(Stored entries)
_ _ _
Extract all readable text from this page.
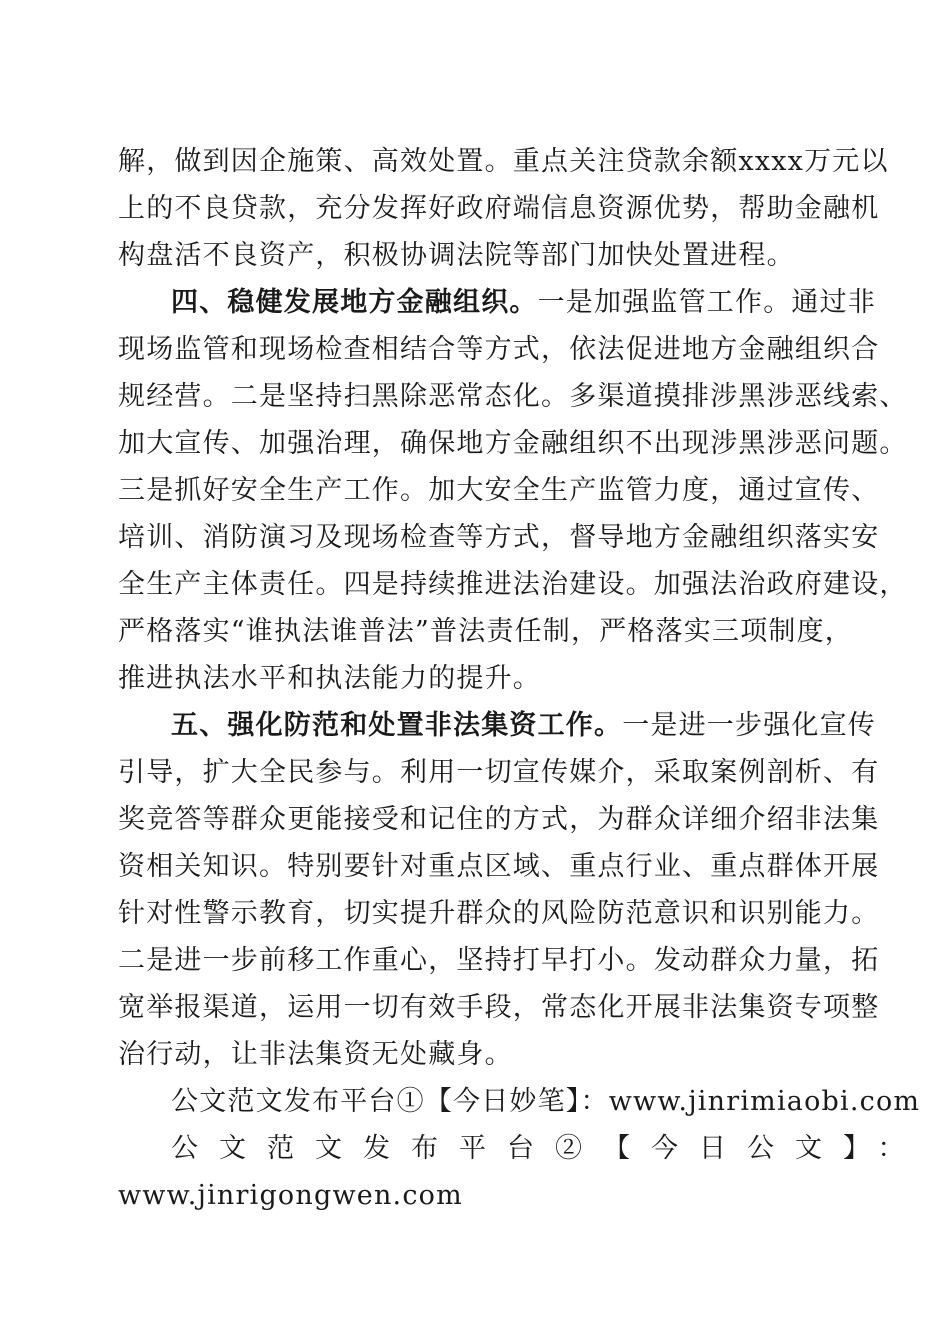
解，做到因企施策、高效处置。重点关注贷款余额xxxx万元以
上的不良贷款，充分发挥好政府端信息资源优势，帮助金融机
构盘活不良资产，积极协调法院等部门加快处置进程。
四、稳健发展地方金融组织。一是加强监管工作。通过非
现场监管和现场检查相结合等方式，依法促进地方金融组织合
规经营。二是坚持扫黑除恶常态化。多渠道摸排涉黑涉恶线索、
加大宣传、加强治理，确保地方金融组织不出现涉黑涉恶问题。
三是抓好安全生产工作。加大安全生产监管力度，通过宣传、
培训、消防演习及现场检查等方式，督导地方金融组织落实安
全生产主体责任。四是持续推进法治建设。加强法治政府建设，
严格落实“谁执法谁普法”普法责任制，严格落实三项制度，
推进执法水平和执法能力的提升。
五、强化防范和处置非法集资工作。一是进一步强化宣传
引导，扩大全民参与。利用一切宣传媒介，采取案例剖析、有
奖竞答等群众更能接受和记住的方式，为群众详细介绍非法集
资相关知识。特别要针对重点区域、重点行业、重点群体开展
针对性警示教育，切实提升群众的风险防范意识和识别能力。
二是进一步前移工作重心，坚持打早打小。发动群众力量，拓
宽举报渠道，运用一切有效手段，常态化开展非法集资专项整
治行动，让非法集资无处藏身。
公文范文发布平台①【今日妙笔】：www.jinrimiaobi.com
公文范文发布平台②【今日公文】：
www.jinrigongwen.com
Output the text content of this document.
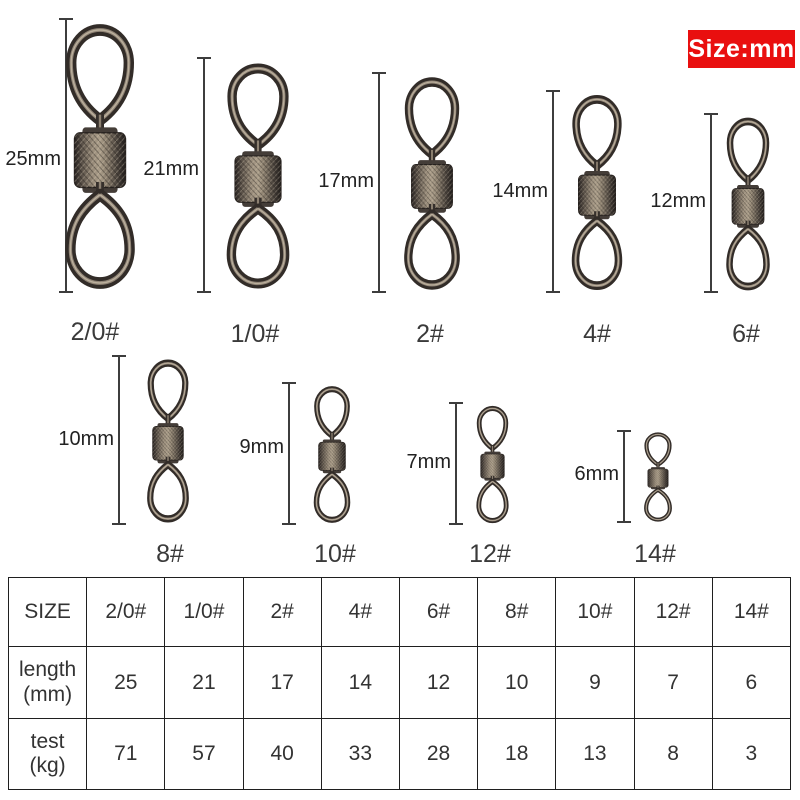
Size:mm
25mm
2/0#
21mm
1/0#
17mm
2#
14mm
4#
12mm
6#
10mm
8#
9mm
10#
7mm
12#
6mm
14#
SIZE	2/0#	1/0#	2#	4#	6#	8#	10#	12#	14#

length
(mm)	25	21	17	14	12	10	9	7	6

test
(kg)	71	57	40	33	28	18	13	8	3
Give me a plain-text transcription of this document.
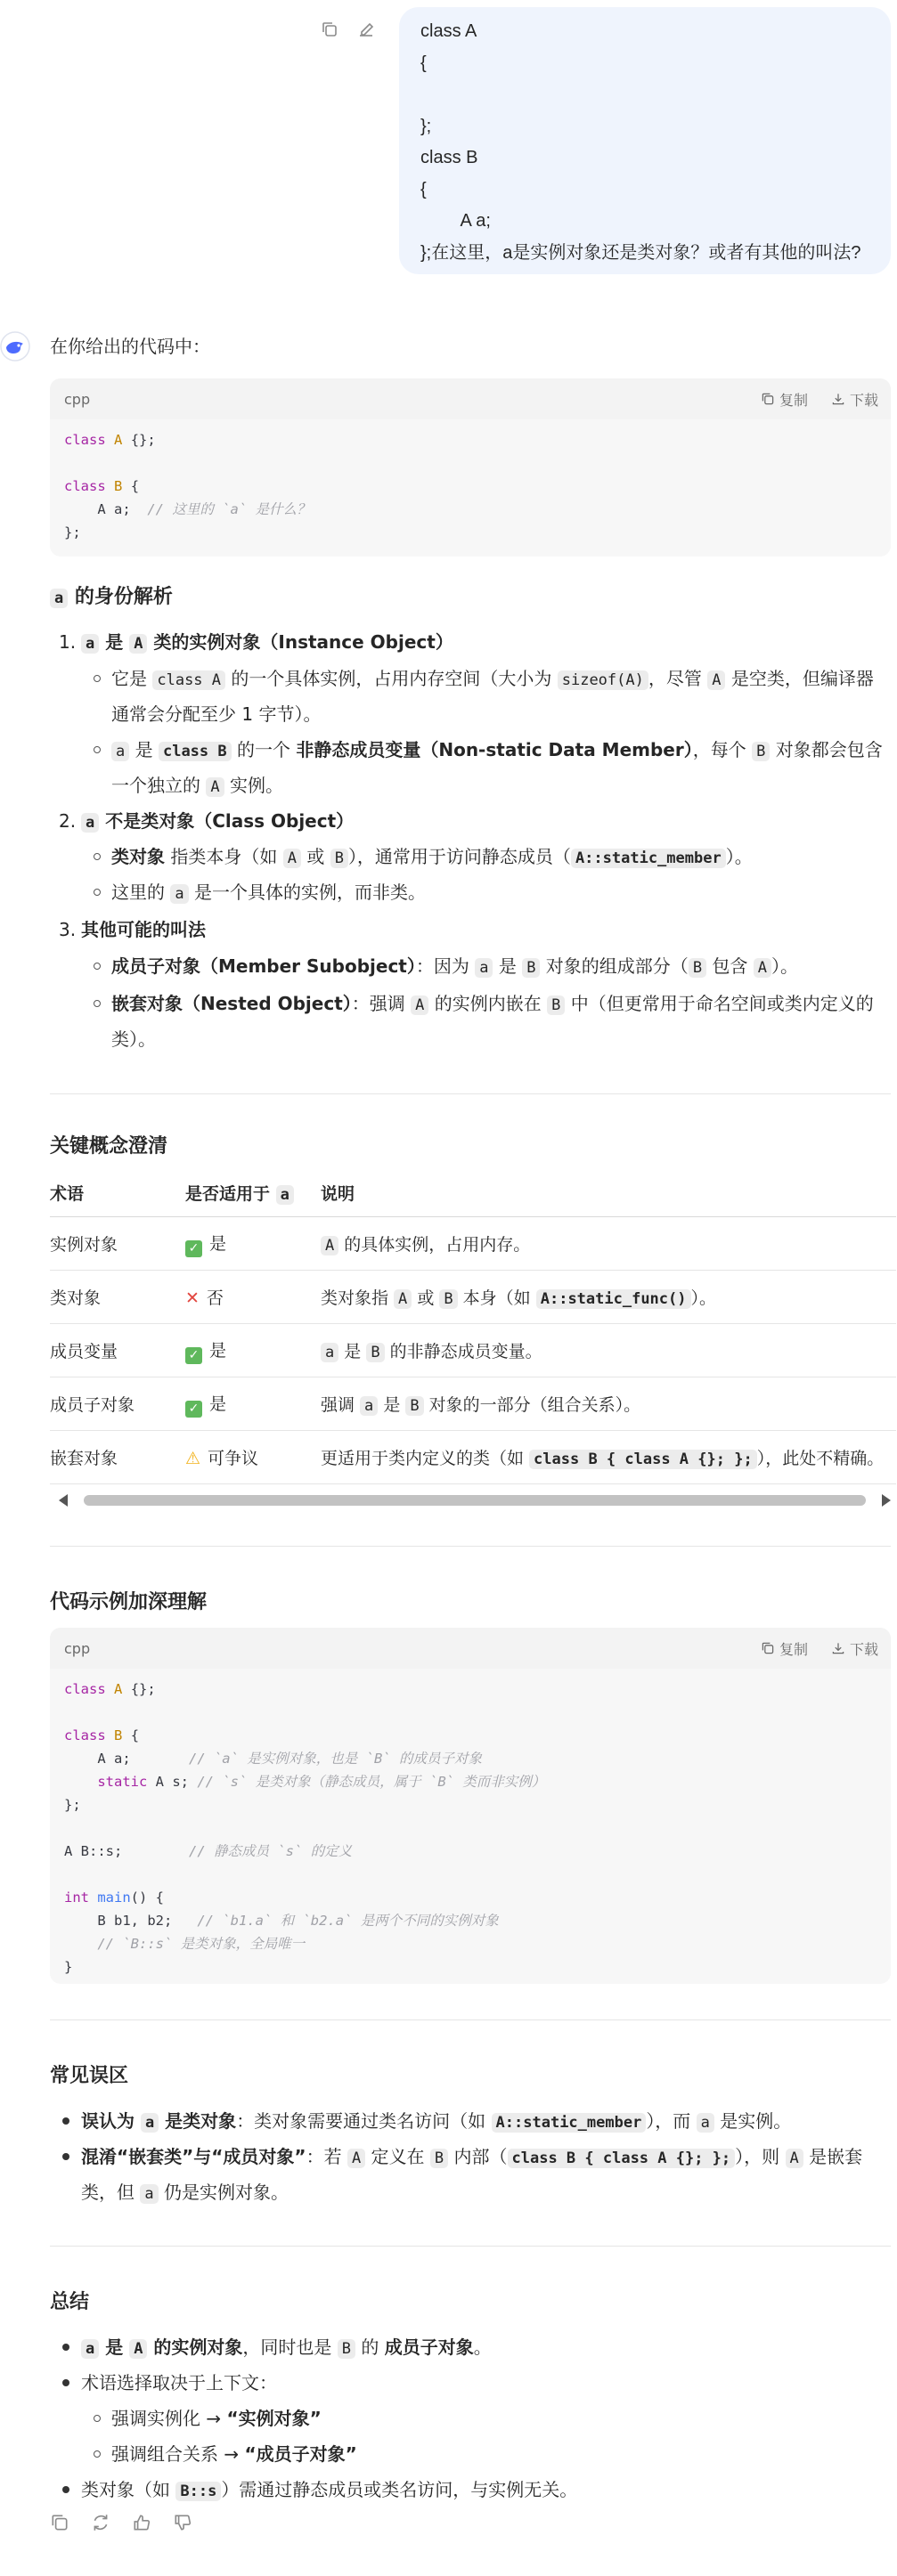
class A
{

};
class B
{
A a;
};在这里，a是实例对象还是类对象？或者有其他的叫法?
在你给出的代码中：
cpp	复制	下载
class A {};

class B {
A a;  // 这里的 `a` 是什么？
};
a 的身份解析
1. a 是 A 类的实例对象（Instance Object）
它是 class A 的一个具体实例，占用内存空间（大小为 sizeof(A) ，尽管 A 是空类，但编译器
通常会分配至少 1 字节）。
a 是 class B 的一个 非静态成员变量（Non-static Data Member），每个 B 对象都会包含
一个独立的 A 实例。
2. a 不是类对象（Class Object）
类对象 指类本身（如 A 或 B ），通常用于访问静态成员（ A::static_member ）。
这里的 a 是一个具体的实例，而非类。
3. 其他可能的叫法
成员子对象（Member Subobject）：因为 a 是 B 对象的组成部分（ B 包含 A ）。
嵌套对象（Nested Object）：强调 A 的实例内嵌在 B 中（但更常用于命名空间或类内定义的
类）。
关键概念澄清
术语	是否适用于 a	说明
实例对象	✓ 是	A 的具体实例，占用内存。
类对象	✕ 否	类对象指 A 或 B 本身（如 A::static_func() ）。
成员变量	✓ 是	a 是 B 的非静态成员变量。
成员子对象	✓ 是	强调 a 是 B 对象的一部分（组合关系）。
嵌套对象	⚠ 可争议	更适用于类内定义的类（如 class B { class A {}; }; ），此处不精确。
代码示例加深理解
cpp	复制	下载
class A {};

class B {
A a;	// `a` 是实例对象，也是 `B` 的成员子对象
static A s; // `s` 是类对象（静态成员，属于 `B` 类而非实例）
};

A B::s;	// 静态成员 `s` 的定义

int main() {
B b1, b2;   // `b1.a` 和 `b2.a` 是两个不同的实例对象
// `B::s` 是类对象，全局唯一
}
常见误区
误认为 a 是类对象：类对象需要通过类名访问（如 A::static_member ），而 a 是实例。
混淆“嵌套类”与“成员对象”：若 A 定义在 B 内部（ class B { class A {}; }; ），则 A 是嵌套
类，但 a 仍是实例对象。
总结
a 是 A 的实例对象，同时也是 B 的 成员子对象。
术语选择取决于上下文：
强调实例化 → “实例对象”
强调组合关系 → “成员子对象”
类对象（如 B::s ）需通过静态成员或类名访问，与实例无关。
_ _ _
■ GIVEN PROBLEM
Say how many lines hold the word "this", giving the number and nothing else.

■ COMPLETE RESPONSE
3